- Your instructions
Return all the entries exactly, keeping pictures out.

- Data records
# # # #

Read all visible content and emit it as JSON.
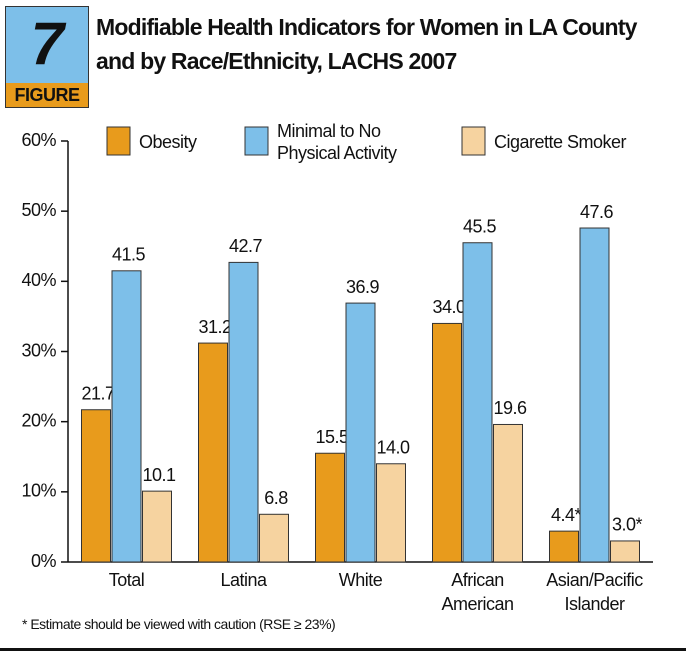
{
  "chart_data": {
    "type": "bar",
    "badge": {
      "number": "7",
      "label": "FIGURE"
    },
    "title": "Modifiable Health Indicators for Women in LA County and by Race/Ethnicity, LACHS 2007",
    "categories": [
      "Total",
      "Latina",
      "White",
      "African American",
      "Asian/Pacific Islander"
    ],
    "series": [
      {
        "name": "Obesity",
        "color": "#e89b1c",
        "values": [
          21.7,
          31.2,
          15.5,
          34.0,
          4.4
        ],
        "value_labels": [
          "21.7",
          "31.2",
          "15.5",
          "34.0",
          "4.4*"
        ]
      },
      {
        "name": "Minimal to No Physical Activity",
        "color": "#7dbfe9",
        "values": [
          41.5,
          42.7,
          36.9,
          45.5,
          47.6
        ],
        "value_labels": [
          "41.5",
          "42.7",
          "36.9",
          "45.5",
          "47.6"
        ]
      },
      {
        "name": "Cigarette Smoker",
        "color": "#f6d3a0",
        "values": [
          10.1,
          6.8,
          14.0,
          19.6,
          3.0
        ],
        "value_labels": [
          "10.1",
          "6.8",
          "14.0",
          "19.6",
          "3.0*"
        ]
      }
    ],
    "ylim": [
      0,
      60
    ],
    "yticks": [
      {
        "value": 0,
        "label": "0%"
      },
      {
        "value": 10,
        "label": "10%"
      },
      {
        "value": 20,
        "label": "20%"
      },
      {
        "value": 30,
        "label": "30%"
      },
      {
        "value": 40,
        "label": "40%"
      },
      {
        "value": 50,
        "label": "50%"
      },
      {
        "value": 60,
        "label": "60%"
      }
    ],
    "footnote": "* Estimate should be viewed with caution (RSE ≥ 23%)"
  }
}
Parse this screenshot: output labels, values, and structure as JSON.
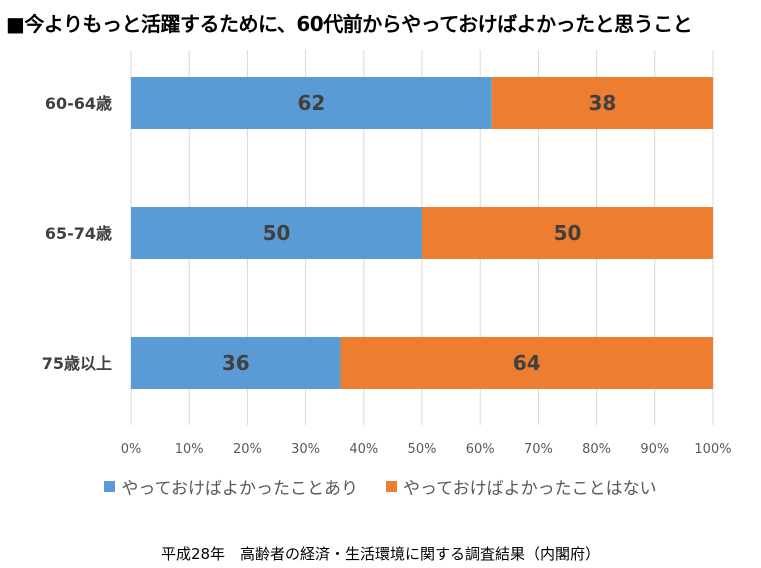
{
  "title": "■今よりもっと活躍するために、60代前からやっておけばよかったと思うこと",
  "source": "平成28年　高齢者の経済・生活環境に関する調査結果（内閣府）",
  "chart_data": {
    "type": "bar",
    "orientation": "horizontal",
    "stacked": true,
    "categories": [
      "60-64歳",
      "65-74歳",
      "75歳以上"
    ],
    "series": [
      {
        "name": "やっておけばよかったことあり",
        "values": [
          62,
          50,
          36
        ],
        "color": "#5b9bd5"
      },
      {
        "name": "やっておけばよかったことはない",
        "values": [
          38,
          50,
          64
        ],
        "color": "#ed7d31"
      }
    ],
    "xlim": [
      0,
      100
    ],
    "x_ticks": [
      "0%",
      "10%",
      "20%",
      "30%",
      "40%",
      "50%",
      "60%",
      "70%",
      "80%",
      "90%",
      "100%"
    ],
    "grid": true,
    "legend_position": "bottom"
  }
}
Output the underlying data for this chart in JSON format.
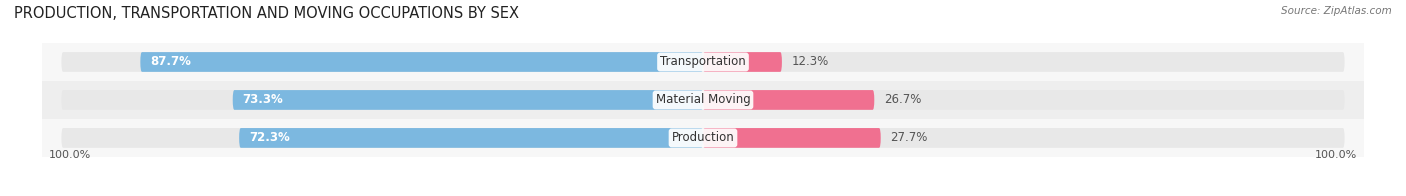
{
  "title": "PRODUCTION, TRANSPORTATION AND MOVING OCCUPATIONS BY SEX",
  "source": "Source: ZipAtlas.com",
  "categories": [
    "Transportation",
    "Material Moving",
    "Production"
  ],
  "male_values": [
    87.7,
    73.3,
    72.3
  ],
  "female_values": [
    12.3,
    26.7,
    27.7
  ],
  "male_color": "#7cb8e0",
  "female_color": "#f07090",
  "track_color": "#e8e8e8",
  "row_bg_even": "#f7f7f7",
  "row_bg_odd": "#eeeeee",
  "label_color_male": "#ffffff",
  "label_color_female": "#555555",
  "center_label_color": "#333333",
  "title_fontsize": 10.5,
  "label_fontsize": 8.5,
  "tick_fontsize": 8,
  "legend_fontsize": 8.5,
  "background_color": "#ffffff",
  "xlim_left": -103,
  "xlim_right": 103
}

# # # #

- Answer to the task
Read all visible content and emit it as JSON.
{
  "chart_data": {
    "type": "bar",
    "badge": {
      "number": "7",
      "label": "FIGURE"
    },
    "title": "Modifiable Health Indicators for Women in LA County and by Race/Ethnicity, LACHS 2007",
    "categories": [
      "Total",
      "Latina",
      "White",
      "African American",
      "Asian/Pacific Islander"
    ],
    "series": [
      {
        "name": "Obesity",
        "color": "#e89b1c",
        "values": [
          21.7,
          31.2,
          15.5,
          34.0,
          4.4
        ],
        "value_labels": [
          "21.7",
          "31.2",
          "15.5",
          "34.0",
          "4.4*"
        ]
      },
      {
        "name": "Minimal to No Physical Activity",
        "color": "#7dbfe9",
        "values": [
          41.5,
          42.7,
          36.9,
          45.5,
          47.6
        ],
        "value_labels": [
          "41.5",
          "42.7",
          "36.9",
          "45.5",
          "47.6"
        ]
      },
      {
        "name": "Cigarette Smoker",
        "color": "#f6d3a0",
        "values": [
          10.1,
          6.8,
          14.0,
          19.6,
          3.0
        ],
        "value_labels": [
          "10.1",
          "6.8",
          "14.0",
          "19.6",
          "3.0*"
        ]
      }
    ],
    "ylim": [
      0,
      60
    ],
    "yticks": [
      {
        "value": 0,
        "label": "0%"
      },
      {
        "value": 10,
        "label": "10%"
      },
      {
        "value": 20,
        "label": "20%"
      },
      {
        "value": 30,
        "label": "30%"
      },
      {
        "value": 40,
        "label": "40%"
      },
      {
        "value": 50,
        "label": "50%"
      },
      {
        "value": 60,
        "label": "60%"
      }
    ],
    "footnote": "* Estimate should be viewed with caution (RSE ≥ 23%)"
  }
}
Parse this screenshot: output labels, values, and structure as JSON.
{
  "title": "■今よりもっと活躍するために、60代前からやっておけばよかったと思うこと",
  "source": "平成28年　高齢者の経済・生活環境に関する調査結果（内閣府）",
  "chart_data": {
    "type": "bar",
    "orientation": "horizontal",
    "stacked": true,
    "categories": [
      "60-64歳",
      "65-74歳",
      "75歳以上"
    ],
    "series": [
      {
        "name": "やっておけばよかったことあり",
        "values": [
          62,
          50,
          36
        ],
        "color": "#5b9bd5"
      },
      {
        "name": "やっておけばよかったことはない",
        "values": [
          38,
          50,
          64
        ],
        "color": "#ed7d31"
      }
    ],
    "xlim": [
      0,
      100
    ],
    "x_ticks": [
      "0%",
      "10%",
      "20%",
      "30%",
      "40%",
      "50%",
      "60%",
      "70%",
      "80%",
      "90%",
      "100%"
    ],
    "grid": true,
    "legend_position": "bottom"
  }
}
Output the underlying data for this chart in JSON format.
{
  "title": "PRODUCTION, TRANSPORTATION AND MOVING OCCUPATIONS BY SEX",
  "source": "Source: ZipAtlas.com",
  "categories": [
    "Transportation",
    "Material Moving",
    "Production"
  ],
  "male_values": [
    87.7,
    73.3,
    72.3
  ],
  "female_values": [
    12.3,
    26.7,
    27.7
  ],
  "male_color": "#7cb8e0",
  "female_color": "#f07090",
  "track_color": "#e8e8e8",
  "row_bg_even": "#f7f7f7",
  "row_bg_odd": "#eeeeee",
  "label_color_male": "#ffffff",
  "label_color_female": "#555555",
  "center_label_color": "#333333",
  "title_fontsize": 10.5,
  "label_fontsize": 8.5,
  "tick_fontsize": 8,
  "legend_fontsize": 8.5,
  "background_color": "#ffffff",
  "xlim_left": -103,
  "xlim_right": 103
}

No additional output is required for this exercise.